Exercise goal: Look through the records that follow. Copy every line containing the word "bagaimana".

══ Supplied information ══

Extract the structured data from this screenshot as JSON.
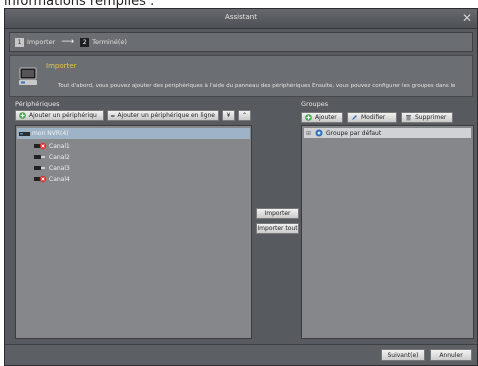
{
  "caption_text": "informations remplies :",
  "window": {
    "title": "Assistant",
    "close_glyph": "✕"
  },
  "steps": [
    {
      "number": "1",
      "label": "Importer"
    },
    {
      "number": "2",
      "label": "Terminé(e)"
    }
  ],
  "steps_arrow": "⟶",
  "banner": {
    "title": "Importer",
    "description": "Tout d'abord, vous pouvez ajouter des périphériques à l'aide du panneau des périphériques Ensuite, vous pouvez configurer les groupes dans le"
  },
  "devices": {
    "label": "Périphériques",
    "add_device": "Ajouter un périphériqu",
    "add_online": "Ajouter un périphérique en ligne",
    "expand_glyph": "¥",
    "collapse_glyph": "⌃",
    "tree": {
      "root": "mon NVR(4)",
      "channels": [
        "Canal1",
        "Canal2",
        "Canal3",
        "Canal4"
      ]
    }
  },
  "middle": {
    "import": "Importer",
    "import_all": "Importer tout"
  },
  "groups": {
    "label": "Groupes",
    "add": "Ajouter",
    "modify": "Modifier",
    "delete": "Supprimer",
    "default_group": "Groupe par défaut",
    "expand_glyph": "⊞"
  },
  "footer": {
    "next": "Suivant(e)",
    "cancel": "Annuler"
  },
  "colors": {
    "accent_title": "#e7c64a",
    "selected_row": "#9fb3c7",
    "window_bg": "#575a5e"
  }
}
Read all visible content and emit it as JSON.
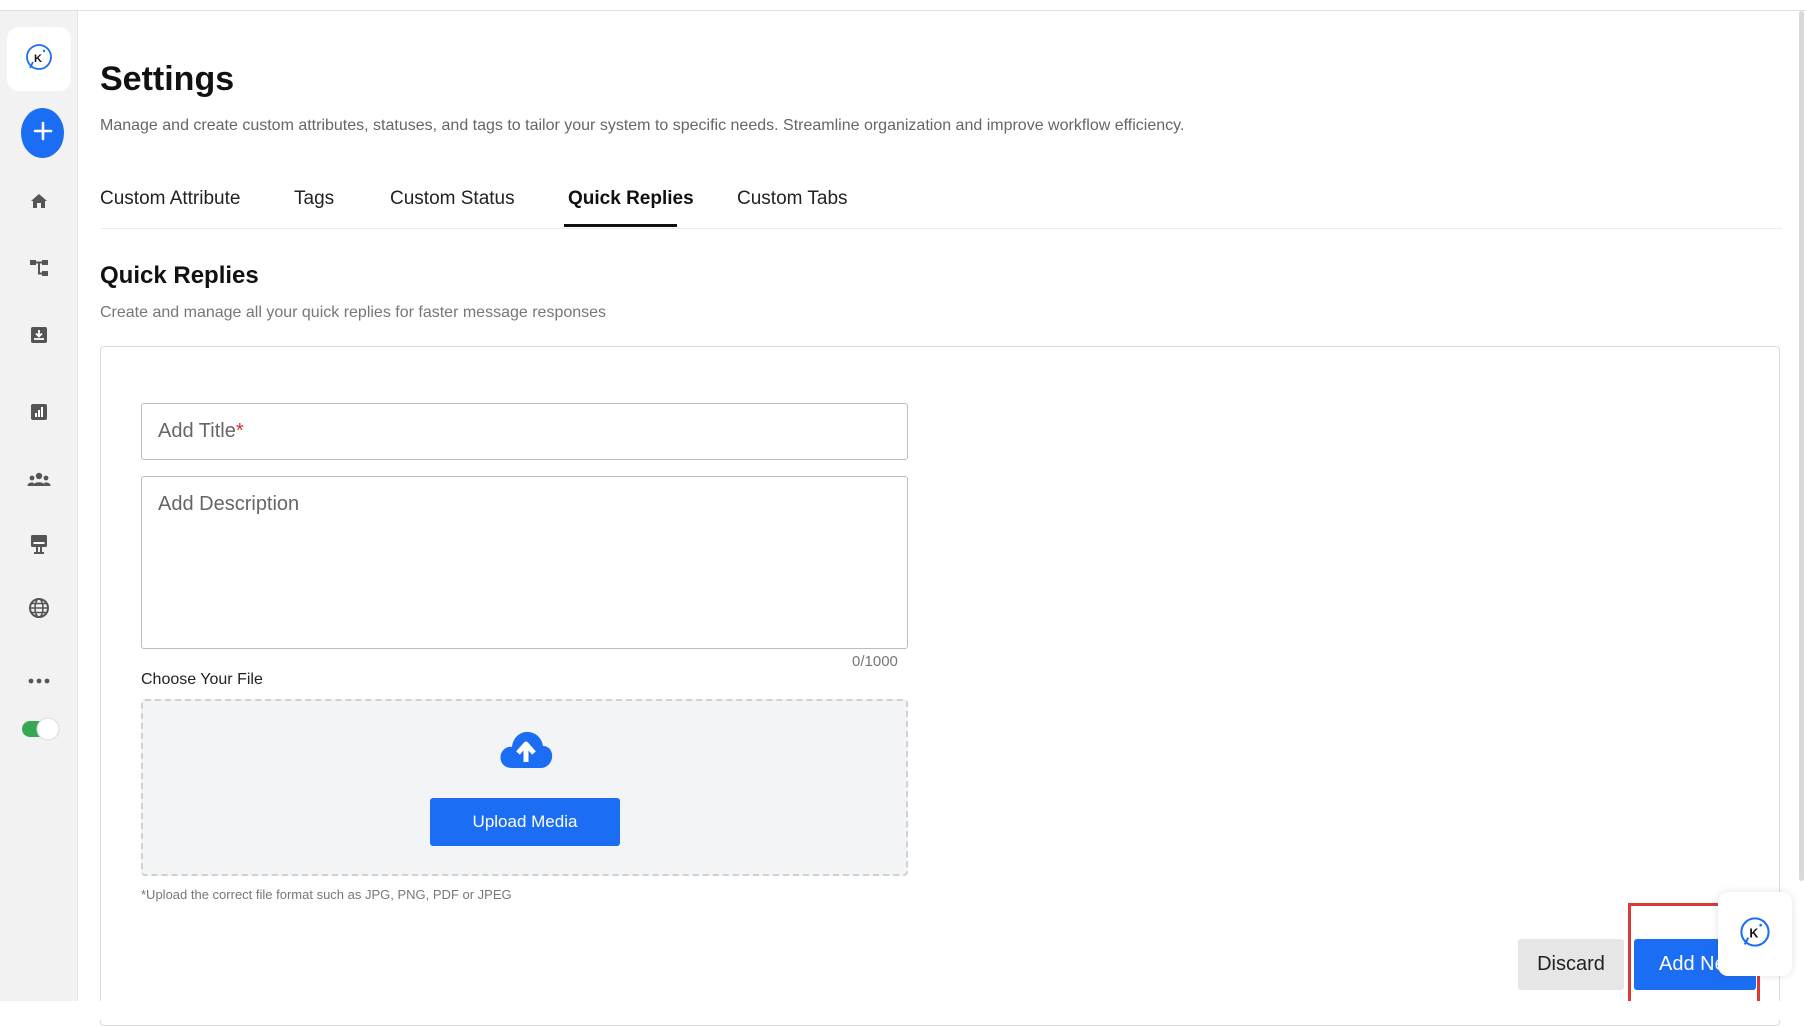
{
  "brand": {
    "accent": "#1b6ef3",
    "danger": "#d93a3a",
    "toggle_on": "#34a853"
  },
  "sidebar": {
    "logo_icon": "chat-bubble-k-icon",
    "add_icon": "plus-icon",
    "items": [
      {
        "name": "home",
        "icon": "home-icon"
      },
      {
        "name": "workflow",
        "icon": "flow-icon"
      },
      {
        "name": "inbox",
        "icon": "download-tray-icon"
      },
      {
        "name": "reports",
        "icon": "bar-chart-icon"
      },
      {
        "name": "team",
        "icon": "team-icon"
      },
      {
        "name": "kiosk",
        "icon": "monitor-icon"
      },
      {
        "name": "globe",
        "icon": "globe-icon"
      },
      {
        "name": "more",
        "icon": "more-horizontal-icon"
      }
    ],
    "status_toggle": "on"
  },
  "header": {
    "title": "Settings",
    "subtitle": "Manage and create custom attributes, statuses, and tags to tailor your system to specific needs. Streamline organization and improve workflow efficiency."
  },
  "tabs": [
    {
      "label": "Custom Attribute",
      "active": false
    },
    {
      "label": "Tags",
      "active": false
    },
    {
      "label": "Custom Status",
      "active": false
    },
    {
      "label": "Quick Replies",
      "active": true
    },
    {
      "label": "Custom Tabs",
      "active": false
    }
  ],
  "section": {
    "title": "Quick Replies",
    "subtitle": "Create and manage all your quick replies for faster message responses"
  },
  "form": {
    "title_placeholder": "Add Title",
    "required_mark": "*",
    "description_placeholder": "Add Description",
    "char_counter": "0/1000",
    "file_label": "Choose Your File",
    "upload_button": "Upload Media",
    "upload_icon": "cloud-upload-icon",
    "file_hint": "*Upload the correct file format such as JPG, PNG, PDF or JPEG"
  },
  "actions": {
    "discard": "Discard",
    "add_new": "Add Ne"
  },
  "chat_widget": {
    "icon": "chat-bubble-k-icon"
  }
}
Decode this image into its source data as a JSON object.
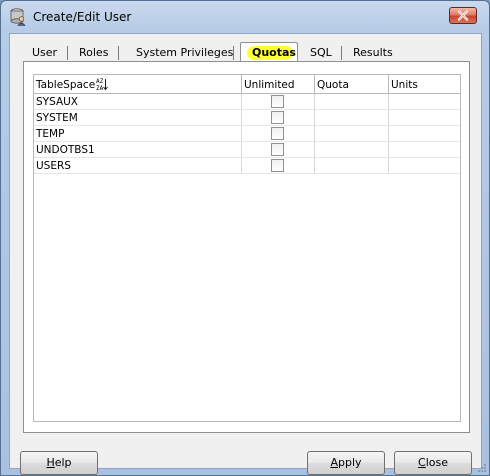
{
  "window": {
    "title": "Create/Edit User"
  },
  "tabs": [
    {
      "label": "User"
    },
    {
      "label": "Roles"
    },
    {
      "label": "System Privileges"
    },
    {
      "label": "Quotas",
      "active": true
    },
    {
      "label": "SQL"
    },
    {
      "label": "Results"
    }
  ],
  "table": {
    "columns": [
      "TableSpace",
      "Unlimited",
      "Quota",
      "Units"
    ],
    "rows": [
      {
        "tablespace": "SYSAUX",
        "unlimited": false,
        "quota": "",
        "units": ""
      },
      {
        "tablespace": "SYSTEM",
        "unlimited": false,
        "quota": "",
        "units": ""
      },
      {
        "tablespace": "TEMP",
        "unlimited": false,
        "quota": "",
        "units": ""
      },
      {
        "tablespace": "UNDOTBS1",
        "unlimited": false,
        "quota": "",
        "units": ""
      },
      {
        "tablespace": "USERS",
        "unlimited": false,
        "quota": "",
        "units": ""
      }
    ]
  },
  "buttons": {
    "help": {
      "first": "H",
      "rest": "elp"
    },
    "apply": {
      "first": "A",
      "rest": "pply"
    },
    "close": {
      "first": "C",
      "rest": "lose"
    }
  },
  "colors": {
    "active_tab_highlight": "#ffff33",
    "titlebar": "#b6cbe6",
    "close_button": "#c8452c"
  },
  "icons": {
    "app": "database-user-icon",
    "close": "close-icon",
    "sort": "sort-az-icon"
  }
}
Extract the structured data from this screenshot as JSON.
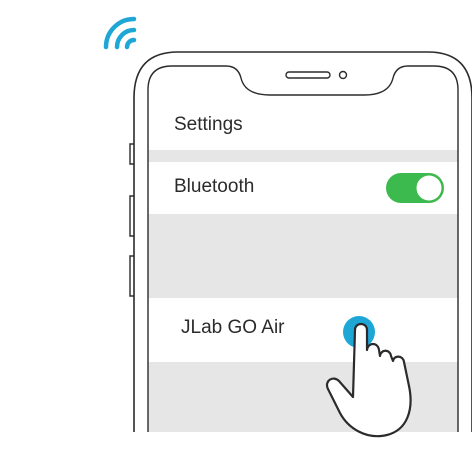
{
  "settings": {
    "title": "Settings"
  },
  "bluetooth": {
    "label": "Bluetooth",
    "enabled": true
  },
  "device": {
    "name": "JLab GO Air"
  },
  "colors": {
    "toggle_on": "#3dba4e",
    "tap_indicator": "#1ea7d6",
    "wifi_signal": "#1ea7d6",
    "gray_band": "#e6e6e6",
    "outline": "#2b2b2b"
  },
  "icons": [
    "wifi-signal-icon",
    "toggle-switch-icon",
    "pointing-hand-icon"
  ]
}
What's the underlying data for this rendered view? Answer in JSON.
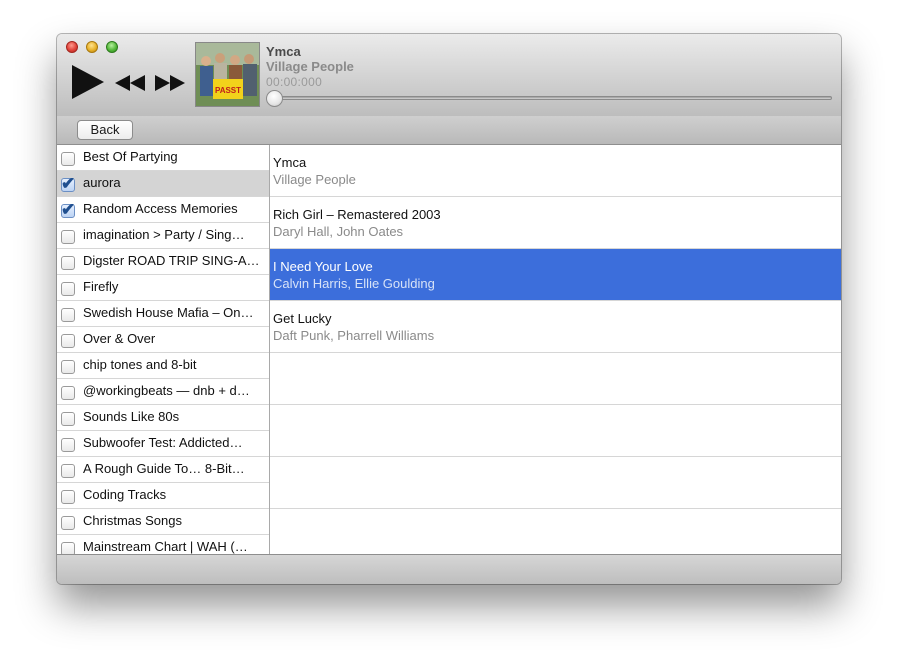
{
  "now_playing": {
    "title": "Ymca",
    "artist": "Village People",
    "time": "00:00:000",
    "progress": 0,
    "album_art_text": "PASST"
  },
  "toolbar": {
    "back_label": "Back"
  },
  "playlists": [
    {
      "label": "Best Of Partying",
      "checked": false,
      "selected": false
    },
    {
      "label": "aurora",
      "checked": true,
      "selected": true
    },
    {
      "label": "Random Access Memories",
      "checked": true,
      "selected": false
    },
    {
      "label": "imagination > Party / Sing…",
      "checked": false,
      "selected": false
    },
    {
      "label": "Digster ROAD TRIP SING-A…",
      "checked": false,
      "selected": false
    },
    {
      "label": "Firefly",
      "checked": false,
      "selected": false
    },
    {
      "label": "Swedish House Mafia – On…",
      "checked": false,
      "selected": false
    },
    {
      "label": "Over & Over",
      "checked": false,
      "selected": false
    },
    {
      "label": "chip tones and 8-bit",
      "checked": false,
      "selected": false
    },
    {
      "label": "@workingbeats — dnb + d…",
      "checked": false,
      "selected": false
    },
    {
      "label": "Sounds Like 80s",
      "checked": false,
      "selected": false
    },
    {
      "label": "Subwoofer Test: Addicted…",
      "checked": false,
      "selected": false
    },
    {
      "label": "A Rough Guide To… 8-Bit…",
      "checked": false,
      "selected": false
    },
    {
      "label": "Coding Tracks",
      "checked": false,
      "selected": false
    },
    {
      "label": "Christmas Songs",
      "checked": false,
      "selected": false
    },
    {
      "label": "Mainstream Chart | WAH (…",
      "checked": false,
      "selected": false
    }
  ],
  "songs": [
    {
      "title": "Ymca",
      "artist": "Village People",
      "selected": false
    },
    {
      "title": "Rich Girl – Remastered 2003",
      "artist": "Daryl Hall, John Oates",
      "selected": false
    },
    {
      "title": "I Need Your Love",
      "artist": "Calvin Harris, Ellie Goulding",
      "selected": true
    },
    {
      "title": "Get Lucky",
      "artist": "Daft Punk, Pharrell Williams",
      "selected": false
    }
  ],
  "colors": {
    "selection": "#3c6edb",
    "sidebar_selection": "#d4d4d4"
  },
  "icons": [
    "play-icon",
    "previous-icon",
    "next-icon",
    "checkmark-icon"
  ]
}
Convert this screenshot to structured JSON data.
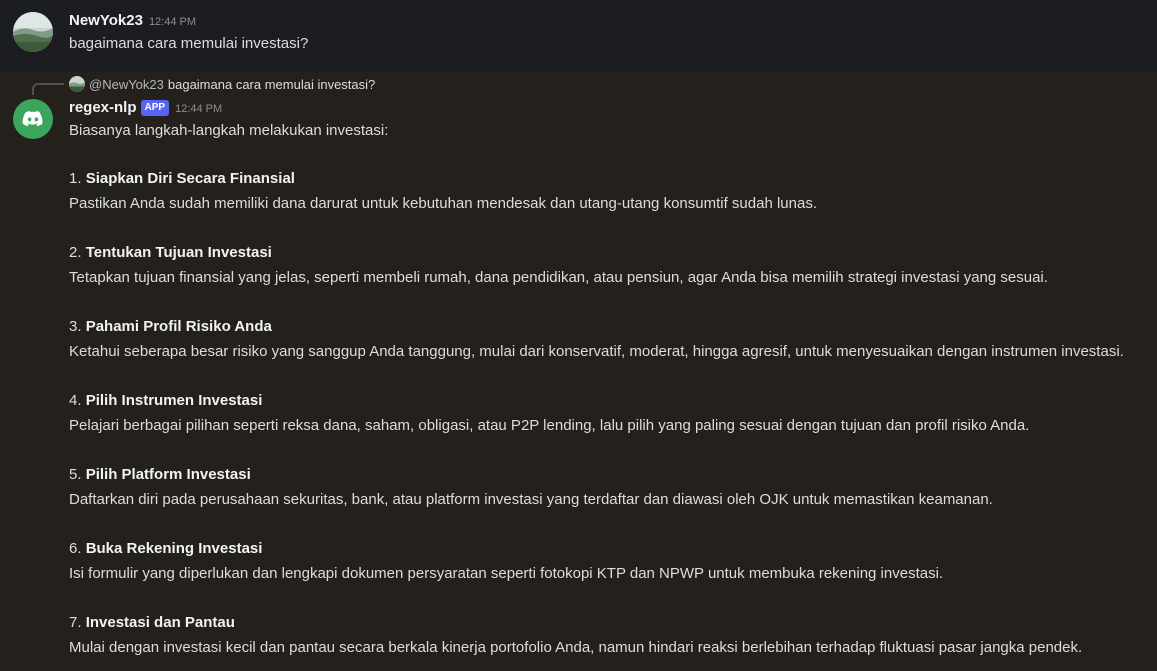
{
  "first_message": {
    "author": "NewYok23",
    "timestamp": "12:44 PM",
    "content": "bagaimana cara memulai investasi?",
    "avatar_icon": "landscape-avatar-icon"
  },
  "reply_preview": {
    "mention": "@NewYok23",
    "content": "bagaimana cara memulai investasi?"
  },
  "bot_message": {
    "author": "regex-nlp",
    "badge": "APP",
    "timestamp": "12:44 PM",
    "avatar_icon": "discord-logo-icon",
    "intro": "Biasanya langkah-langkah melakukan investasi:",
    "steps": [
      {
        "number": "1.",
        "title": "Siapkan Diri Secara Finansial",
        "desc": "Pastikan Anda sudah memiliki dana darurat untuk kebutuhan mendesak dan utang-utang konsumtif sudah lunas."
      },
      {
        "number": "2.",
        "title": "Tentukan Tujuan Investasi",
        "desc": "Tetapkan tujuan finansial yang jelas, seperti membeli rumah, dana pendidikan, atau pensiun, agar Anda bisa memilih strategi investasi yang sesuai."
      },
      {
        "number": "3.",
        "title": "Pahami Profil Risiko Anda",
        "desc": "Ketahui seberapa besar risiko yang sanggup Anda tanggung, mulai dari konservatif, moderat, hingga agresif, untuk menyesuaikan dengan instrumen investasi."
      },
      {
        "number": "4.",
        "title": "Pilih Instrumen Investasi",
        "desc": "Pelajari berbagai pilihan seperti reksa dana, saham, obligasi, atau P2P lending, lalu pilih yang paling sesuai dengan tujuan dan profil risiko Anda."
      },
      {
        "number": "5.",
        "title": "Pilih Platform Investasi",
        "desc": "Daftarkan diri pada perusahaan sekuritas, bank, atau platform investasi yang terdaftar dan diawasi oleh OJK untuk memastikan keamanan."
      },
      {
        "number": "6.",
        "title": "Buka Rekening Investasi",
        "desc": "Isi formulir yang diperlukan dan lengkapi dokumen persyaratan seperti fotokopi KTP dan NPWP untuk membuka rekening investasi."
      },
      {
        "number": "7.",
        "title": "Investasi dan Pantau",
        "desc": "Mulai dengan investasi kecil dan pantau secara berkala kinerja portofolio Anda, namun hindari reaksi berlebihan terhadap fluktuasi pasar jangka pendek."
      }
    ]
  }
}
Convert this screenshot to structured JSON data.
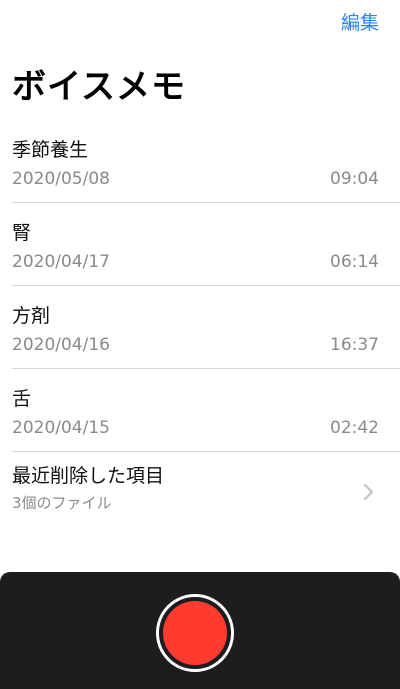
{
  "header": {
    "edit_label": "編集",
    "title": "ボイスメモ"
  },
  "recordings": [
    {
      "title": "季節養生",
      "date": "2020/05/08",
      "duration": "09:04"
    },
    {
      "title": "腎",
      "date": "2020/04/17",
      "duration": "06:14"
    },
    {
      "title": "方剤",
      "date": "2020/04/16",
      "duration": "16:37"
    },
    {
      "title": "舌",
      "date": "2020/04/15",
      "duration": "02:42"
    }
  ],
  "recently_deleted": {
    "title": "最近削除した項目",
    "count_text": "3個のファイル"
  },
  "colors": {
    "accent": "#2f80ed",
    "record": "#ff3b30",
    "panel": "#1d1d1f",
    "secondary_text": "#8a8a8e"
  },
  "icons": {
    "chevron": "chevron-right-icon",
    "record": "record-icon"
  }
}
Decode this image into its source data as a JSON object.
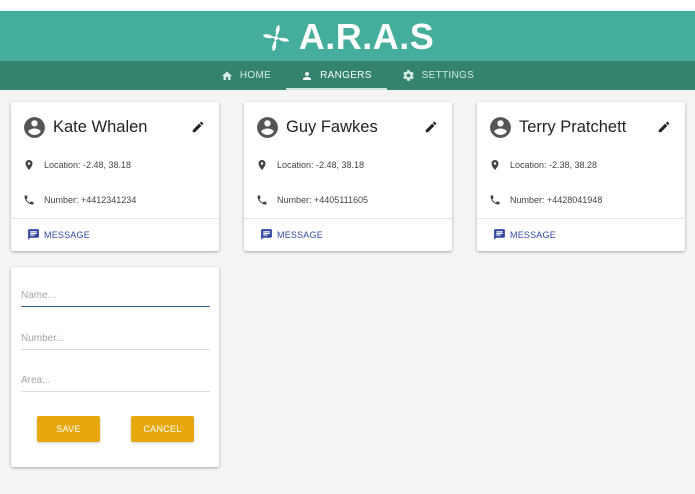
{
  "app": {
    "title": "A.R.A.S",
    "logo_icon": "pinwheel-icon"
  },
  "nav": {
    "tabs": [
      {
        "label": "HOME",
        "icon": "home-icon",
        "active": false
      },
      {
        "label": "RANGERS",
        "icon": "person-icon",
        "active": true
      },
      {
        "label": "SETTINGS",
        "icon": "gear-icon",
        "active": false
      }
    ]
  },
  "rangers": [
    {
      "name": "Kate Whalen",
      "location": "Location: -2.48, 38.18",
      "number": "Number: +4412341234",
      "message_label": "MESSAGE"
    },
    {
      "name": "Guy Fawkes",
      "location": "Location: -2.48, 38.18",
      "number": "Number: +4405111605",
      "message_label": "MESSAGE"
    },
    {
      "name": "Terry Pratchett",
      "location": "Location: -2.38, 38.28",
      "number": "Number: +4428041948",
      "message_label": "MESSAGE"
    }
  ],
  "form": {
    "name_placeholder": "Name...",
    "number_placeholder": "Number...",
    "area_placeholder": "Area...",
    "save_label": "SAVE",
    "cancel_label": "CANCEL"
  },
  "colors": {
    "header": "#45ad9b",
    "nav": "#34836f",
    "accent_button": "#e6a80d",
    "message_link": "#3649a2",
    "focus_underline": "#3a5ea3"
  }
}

═══

Answer below:
    "content": "bagaimana cara memulai investasi?",
    "content": "bagaimana cara memulai investasi?"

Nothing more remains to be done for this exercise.